### Selected excerpt
····················
Both traditional H2S elutriation and displacement elutriation methods can reduce the H2S content in the reservoir, but the latter demonstrates far superior elutriation efficiency compared to the former. For the traditional H2S elutriation method, if the goal is to rapidly elutriate H2S from the reservoir, its efficiency is much lower than that of the displacement elutriation method. Even if the objective is to achieve the national Class I natural gas standard for H2S content (GB17820-2018, ≤6 mg/m3), this method remains unsuitable due to its irregular elutriation efficiency and the fact that the H2S content often significantly exceeds 6 mg/m3 over extended periods. Therefore, for gas storage reservoirs with high sulfur content, the displacement elutriation method is recommended to reduce the reservoir H2S content.

Additionally, it should be noted that the H gas reservoir is a typical high-steep anticlinal structure. The H2S is mainly distributed in the high part of the structure, and the Wells in the high part may wash out more H2S in the first few cycles of operation. However, H gas storage is heterogeneous, and if there is a dominant seepage channel or a local pressure drop funnel, part of H2S may not be elutriated. In contrast, drilling wells in the low part of the reservoir structure can increase the area of displacement and displace more H2S into the production wells, which in turn improves the efficiency of H2S elutriation. Therefore, the third chapter of this paper studies the influence of well location on H2S elutriation efficiency. Displacement elutriation is the process of gas injection in some Wells and gas production in some Wells simultaneously. The longer the displacement elutriation time, the better the effect of H2S elutriation may be, but the working volume of gas storage will decrease. Therefore, the third chapter also studied the influence of displacement elutriation time on H2S elutriation efficiency to get the best H2S elution effect while meeting the peak demand of gas storage. In addition, the flow capacity of the formation fluid is different under different permeability conditions, and the ability of natural gas to carry H2S is also different during gas recovery. Therefore, the influence of reservoir permeability on H2S elutriation efficiency is also discussed in Section 3.

4  Factors Influencing H2S Elutriation Efficiency

4.1 Well Location

Two well placement scenarios were designed, with injection and production wells located in the structural high and low points of the reservoir, respectively, as illustrated in Fig. 13. The injection and production controls for both scenarios were identical and consistent with the displacement elutriation scheme described in Section 2. Simulations of 10 injection-production cycles were conducted for both scenarios. From the temporal variation of the remaining H2S content in the reservoir over the 10 cycles (Fig. 14), it is observed that placing wells in the structural high points rapidly reduces the reservoir H2S content, whereas placing wells in the low points results in a slower elutriation of H2S. After 10 cycles, the remaining H2S content in the reservoir with wells in the low points is still approximately 35% of the original content, while wells in the high points nearly elutriate all the H2S from the reservoir. The H2S elutriation efficiencies for the two well placement scenarios are shown in Fig. 15. For wells in the high points, the H2S elutriation efficiency decreases steadily from its peak and rapidly drops to a lower level. In contrast, the elutriation efficiency for wells in low points fluctuates significantly over time.
····················
### Dataset excerpts
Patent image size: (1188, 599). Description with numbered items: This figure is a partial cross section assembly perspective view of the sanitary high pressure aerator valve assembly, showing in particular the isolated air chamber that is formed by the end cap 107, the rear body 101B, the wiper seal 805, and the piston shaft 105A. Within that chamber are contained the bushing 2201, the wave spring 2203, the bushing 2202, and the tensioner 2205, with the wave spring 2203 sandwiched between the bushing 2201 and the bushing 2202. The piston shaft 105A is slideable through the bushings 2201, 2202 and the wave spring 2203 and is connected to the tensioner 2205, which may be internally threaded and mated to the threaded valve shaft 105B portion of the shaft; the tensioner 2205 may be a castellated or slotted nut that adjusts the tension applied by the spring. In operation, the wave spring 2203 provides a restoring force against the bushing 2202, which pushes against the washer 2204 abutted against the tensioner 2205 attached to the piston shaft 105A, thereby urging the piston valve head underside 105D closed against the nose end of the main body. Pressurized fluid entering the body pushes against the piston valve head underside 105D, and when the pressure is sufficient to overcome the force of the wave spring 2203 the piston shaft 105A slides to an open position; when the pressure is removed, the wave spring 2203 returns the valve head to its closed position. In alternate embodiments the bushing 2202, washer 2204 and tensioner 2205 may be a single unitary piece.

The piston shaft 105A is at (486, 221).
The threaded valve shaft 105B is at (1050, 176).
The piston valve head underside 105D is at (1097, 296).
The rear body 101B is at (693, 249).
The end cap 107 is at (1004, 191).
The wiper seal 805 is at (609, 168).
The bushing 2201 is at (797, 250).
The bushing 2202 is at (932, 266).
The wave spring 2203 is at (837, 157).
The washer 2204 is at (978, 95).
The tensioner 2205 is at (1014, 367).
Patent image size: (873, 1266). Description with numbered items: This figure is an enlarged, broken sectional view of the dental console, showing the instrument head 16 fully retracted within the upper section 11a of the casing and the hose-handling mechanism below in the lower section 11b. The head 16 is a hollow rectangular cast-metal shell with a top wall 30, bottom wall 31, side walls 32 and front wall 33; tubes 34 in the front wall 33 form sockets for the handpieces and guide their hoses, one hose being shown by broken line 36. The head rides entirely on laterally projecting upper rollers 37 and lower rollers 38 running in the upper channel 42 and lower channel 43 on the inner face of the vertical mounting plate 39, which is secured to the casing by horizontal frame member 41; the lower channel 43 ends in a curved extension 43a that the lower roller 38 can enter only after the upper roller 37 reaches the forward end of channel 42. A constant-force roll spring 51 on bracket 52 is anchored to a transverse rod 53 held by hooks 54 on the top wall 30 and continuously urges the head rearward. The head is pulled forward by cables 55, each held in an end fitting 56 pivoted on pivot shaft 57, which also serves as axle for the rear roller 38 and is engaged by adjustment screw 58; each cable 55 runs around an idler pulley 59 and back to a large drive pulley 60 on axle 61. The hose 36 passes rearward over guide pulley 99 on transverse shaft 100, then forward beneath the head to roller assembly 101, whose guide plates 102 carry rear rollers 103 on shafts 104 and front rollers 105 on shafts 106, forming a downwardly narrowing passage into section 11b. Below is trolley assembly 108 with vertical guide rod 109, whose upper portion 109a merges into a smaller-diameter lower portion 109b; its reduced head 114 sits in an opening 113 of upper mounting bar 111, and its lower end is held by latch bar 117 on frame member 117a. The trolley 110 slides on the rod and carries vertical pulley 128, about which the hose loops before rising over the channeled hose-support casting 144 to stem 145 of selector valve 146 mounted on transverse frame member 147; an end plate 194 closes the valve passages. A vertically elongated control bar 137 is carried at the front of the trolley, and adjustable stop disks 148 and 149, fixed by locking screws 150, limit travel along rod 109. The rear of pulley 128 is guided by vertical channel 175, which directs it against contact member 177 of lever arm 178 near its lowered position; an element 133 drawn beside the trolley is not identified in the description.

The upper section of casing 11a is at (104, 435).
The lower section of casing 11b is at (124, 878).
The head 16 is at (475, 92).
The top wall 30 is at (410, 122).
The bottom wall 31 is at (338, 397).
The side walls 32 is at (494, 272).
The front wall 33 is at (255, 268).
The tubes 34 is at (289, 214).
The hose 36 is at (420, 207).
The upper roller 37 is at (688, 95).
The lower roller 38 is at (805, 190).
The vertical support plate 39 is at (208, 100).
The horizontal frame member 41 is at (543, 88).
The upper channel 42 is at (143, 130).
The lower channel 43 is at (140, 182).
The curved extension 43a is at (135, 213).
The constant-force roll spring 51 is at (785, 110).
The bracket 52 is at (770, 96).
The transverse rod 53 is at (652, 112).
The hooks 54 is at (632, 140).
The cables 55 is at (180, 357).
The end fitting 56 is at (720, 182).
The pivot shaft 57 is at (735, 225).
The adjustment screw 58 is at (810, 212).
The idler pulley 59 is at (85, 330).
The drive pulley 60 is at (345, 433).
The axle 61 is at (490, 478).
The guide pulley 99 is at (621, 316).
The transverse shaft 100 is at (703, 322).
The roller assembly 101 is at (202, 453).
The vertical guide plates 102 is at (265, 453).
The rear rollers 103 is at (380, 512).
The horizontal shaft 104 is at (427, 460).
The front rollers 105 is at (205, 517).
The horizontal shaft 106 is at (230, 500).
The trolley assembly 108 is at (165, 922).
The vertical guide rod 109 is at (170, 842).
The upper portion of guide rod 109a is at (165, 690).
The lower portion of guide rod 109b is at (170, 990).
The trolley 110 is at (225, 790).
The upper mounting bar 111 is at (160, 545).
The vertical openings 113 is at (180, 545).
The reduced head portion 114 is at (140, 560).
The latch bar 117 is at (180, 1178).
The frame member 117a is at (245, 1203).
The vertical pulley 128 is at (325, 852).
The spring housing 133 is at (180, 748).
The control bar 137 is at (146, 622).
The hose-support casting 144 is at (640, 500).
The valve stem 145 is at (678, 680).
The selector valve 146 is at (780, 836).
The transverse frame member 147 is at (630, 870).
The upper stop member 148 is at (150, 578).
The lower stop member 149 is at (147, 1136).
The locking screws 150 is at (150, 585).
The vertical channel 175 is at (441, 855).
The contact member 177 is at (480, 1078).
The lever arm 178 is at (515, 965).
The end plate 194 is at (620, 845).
····················
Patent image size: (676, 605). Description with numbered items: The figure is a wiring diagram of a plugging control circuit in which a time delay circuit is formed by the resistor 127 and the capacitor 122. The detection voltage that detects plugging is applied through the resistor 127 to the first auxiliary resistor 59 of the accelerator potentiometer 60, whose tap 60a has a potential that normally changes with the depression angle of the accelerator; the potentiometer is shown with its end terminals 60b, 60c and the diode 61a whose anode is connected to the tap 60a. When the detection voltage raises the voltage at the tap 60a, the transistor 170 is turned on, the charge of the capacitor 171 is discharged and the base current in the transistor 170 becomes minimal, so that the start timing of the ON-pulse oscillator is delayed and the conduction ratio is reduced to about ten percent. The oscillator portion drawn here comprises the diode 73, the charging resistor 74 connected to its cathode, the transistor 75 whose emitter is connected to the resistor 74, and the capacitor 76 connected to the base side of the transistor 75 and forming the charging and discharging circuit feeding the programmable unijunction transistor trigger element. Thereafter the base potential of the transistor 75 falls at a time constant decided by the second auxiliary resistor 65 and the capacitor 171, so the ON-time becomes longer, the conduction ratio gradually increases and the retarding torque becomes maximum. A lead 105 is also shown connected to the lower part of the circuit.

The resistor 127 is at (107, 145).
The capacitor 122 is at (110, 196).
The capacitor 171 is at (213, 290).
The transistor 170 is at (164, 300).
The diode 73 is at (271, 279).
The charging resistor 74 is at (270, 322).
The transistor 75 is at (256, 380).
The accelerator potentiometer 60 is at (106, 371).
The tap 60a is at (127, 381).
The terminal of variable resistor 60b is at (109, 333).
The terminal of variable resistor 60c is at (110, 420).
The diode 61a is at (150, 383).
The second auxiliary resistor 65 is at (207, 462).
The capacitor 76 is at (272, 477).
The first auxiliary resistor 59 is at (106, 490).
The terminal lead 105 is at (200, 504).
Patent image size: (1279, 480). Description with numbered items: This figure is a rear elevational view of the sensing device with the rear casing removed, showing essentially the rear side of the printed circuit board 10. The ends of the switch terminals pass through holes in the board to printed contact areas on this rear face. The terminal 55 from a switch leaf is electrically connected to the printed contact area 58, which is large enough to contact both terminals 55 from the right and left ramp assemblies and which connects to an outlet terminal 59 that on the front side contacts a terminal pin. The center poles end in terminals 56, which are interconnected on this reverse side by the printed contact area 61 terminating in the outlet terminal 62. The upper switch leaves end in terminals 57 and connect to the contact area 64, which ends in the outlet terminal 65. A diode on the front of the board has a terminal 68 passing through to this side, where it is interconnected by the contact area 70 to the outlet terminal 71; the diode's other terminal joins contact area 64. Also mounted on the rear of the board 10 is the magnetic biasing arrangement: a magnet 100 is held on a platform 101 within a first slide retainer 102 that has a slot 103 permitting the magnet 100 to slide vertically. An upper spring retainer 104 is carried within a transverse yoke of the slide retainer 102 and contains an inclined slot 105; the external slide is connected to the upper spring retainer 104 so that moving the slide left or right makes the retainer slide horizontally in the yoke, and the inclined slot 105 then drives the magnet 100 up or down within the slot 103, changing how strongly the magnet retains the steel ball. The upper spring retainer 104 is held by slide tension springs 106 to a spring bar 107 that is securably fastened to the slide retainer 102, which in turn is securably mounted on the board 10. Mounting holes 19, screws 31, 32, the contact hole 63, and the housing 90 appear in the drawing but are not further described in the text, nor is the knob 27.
····················
### Given problem
Rewrite the H2S elutriation text from "Both traditional H2S" to "reservoir H2S content.", changing "displacement elutriation" to "gas-drive elutriation" throughout.

### Solution to this problem
Both traditional H2S elutriation and gas-drive elutriation methods can reduce the H2S content in the reservoir, but the latter demonstrates far superior elutriation efficiency compared to the former. For the traditional H2S elutriation method, if the goal is to rapidly elutriate H2S from the reservoir, its efficiency is much lower than that of the gas-drive elutriation method. Even if the objective is to achieve the national Class I natural gas standard for H2S content (GB17820-2018, ≤6 mg/m3), this method remains unsuitable due to its irregular elutriation efficiency and the fact that the H2S content often significantly exceeds 6 mg/m3 over extended periods. Therefore, for gas storage reservoirs with high sulfur content, the gas-drive elutriation method is recommended to reduce the reservoir H2S content.